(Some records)

========================================

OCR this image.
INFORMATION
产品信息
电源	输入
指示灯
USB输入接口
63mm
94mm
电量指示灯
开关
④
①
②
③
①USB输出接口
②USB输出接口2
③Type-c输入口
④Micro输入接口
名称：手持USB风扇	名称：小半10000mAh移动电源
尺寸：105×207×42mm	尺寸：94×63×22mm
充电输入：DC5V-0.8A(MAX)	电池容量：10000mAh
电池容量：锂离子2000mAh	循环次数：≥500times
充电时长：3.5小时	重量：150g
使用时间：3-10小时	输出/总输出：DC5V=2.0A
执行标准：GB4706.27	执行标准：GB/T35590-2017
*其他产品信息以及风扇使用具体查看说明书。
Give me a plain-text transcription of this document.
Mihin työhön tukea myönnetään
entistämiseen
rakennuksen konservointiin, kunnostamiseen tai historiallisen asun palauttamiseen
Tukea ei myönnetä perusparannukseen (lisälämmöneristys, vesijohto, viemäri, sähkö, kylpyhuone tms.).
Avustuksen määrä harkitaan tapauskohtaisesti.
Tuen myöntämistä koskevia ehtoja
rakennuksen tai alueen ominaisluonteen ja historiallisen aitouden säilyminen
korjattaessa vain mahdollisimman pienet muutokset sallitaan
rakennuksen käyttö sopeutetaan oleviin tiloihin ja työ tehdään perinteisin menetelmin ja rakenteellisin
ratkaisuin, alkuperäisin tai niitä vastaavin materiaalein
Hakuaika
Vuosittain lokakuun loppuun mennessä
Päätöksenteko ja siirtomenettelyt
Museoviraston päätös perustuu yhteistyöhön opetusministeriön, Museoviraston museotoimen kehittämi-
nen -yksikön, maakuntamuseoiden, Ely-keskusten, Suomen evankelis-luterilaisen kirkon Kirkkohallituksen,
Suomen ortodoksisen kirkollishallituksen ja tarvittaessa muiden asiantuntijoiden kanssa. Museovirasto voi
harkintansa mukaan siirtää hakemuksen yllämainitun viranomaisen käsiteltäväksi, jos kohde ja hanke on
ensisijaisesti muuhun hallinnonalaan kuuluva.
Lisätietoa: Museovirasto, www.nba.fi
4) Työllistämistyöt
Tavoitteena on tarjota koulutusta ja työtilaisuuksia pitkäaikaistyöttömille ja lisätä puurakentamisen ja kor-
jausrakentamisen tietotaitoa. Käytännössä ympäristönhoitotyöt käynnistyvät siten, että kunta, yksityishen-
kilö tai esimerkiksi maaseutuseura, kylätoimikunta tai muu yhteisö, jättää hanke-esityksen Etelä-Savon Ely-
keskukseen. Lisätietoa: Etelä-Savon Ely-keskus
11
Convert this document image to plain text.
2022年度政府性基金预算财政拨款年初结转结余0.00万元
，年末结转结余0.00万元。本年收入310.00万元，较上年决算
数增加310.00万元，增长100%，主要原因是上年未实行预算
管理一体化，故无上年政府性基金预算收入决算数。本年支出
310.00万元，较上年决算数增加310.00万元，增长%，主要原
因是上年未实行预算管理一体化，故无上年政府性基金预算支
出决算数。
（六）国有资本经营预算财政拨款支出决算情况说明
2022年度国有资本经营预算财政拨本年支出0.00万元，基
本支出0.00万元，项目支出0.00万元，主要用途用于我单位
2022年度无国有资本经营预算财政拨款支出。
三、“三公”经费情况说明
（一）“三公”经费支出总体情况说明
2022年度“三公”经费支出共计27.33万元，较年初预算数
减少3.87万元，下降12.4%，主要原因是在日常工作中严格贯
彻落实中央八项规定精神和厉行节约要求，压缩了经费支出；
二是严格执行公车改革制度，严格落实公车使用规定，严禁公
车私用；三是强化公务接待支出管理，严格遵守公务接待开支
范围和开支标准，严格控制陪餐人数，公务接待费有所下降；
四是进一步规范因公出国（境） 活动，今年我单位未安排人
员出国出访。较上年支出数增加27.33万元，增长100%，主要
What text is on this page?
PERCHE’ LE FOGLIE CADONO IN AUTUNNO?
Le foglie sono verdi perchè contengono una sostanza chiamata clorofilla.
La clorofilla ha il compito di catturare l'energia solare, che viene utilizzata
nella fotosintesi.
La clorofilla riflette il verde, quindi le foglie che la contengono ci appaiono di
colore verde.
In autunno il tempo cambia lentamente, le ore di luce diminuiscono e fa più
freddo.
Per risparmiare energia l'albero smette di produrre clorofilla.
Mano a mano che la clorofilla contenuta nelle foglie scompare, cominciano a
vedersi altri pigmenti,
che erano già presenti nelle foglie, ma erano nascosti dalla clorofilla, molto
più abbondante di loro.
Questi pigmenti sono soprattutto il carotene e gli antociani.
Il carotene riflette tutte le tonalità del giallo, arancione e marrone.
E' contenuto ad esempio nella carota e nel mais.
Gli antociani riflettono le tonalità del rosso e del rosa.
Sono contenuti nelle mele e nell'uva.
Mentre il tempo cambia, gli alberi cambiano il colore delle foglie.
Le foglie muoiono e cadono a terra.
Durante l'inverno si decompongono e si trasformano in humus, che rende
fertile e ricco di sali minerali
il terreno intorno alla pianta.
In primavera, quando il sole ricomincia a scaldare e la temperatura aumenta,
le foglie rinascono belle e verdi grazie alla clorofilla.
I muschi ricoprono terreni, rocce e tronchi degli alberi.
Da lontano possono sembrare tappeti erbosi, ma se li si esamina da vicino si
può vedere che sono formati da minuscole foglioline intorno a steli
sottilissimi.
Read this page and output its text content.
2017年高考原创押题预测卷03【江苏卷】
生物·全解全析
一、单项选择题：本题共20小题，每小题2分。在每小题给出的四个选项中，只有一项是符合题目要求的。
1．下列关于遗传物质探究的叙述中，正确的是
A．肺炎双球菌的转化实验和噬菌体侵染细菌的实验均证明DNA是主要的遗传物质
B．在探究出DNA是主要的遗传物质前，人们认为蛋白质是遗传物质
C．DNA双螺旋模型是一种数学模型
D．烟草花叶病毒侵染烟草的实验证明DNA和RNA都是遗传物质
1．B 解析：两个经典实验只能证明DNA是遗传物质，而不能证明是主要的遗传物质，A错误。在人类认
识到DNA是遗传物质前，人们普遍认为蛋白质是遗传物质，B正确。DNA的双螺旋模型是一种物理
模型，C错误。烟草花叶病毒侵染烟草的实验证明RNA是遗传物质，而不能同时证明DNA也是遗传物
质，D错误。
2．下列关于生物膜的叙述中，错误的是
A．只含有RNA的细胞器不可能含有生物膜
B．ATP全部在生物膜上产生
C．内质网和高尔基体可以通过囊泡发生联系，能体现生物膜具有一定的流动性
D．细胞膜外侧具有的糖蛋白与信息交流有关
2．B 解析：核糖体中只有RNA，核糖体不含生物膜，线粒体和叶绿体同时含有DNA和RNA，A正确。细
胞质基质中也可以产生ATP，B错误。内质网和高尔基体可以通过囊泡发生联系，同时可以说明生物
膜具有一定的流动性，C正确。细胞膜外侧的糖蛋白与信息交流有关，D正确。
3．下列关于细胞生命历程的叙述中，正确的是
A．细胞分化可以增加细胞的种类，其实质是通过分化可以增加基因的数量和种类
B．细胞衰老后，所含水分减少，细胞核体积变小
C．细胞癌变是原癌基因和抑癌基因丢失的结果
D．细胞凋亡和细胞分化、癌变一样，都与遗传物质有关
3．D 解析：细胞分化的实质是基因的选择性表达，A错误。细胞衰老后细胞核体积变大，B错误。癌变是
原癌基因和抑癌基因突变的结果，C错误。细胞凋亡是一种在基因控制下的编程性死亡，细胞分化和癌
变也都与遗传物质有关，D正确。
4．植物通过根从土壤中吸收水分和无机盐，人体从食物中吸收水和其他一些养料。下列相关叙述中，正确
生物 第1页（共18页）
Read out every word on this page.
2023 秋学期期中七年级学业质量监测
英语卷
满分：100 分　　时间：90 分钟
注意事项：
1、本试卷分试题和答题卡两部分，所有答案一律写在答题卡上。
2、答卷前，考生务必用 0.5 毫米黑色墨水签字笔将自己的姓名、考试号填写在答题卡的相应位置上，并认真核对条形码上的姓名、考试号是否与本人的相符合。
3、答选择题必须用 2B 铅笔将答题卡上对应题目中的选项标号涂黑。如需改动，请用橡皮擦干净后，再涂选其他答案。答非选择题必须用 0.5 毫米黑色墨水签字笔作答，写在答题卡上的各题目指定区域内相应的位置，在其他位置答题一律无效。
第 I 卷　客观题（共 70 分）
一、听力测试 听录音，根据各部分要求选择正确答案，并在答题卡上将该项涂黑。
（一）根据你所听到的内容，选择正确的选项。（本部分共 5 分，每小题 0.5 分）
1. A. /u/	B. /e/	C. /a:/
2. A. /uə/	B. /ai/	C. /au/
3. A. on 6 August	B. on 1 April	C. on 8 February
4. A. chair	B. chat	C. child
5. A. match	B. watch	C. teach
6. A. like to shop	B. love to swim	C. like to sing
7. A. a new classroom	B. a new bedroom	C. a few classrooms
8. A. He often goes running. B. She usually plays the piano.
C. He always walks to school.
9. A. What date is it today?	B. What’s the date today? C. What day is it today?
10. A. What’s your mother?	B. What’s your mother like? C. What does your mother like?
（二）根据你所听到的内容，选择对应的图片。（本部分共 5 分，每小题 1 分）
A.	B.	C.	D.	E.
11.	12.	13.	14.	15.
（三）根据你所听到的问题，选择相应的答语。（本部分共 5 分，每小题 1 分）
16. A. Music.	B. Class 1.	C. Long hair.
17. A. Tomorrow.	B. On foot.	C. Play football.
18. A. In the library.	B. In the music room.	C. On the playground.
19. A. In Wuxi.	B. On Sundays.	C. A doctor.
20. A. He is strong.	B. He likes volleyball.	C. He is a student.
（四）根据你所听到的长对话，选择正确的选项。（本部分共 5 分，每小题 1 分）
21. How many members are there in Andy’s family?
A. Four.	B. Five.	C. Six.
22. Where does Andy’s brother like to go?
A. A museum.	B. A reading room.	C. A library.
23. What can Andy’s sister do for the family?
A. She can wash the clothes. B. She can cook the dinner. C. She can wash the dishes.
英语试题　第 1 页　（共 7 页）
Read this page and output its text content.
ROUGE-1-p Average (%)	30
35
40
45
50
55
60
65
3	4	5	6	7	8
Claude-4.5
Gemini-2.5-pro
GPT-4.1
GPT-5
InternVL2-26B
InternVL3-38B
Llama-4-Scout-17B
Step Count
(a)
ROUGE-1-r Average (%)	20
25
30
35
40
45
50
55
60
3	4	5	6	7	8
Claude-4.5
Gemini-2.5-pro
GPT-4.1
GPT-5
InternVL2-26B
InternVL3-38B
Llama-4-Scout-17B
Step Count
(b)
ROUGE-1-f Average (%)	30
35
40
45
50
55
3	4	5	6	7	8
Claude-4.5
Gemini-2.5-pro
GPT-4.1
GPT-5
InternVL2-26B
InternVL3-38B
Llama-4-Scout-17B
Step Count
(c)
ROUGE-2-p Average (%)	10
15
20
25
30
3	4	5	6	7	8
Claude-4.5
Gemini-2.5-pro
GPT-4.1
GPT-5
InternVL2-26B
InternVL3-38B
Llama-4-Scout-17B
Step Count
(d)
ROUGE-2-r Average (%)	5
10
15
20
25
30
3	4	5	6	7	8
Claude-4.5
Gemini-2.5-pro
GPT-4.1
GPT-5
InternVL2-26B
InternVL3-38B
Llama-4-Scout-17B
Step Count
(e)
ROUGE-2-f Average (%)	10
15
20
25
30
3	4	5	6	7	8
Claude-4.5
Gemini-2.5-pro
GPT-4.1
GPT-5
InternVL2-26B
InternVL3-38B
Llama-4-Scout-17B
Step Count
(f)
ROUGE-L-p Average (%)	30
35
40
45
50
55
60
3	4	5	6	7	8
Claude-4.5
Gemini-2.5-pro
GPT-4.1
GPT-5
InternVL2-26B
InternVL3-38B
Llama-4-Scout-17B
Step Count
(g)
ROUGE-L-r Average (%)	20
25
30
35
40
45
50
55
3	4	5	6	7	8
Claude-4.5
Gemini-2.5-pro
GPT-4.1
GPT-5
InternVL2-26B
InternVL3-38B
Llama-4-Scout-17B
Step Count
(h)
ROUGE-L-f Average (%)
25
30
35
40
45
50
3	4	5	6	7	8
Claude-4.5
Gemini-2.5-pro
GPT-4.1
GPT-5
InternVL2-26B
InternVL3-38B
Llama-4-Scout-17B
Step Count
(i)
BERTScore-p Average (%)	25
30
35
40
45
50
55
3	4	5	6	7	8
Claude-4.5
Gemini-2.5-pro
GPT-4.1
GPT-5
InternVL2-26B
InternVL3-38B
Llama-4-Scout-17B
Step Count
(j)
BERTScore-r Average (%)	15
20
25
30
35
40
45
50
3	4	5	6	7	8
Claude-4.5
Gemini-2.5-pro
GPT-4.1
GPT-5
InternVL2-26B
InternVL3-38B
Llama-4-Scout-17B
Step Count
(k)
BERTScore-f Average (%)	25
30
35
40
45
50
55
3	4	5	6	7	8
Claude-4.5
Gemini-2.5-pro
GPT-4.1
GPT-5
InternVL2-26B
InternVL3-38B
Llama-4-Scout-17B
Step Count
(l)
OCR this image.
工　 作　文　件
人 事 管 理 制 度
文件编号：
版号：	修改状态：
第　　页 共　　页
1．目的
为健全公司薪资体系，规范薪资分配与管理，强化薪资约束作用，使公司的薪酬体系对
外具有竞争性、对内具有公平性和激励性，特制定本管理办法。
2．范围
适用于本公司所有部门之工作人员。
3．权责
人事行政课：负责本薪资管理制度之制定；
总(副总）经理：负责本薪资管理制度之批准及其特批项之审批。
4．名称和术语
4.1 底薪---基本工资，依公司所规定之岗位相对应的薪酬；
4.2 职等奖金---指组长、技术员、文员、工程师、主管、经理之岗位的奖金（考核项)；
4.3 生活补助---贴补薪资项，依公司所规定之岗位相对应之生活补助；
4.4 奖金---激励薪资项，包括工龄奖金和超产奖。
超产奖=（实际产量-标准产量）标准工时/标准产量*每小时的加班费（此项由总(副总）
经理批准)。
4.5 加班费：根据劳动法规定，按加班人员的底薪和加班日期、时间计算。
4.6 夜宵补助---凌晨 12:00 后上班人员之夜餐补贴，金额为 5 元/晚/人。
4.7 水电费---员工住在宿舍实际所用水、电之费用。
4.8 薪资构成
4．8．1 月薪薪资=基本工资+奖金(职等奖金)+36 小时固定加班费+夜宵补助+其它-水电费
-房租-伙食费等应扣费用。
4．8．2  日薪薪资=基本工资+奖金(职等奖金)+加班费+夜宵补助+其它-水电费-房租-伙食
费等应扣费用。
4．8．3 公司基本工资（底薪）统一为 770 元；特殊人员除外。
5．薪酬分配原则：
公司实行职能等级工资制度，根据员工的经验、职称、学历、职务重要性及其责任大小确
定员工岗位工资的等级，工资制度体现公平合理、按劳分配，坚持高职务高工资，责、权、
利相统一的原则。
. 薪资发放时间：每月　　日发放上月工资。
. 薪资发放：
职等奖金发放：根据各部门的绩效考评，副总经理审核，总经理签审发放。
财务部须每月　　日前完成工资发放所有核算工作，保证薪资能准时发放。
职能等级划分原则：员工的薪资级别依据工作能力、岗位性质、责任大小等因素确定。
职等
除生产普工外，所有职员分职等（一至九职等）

========================================

**OBJECTIVE:**
Above are the records; copy every line in them that holds the word "tempo".

**COMPLETED EXERCISE:**
In autunno il tempo cambia lentamente, le ore di luce diminuiscono e fa più
Mentre il tempo cambia, gli alberi cambiano il colore delle foglie.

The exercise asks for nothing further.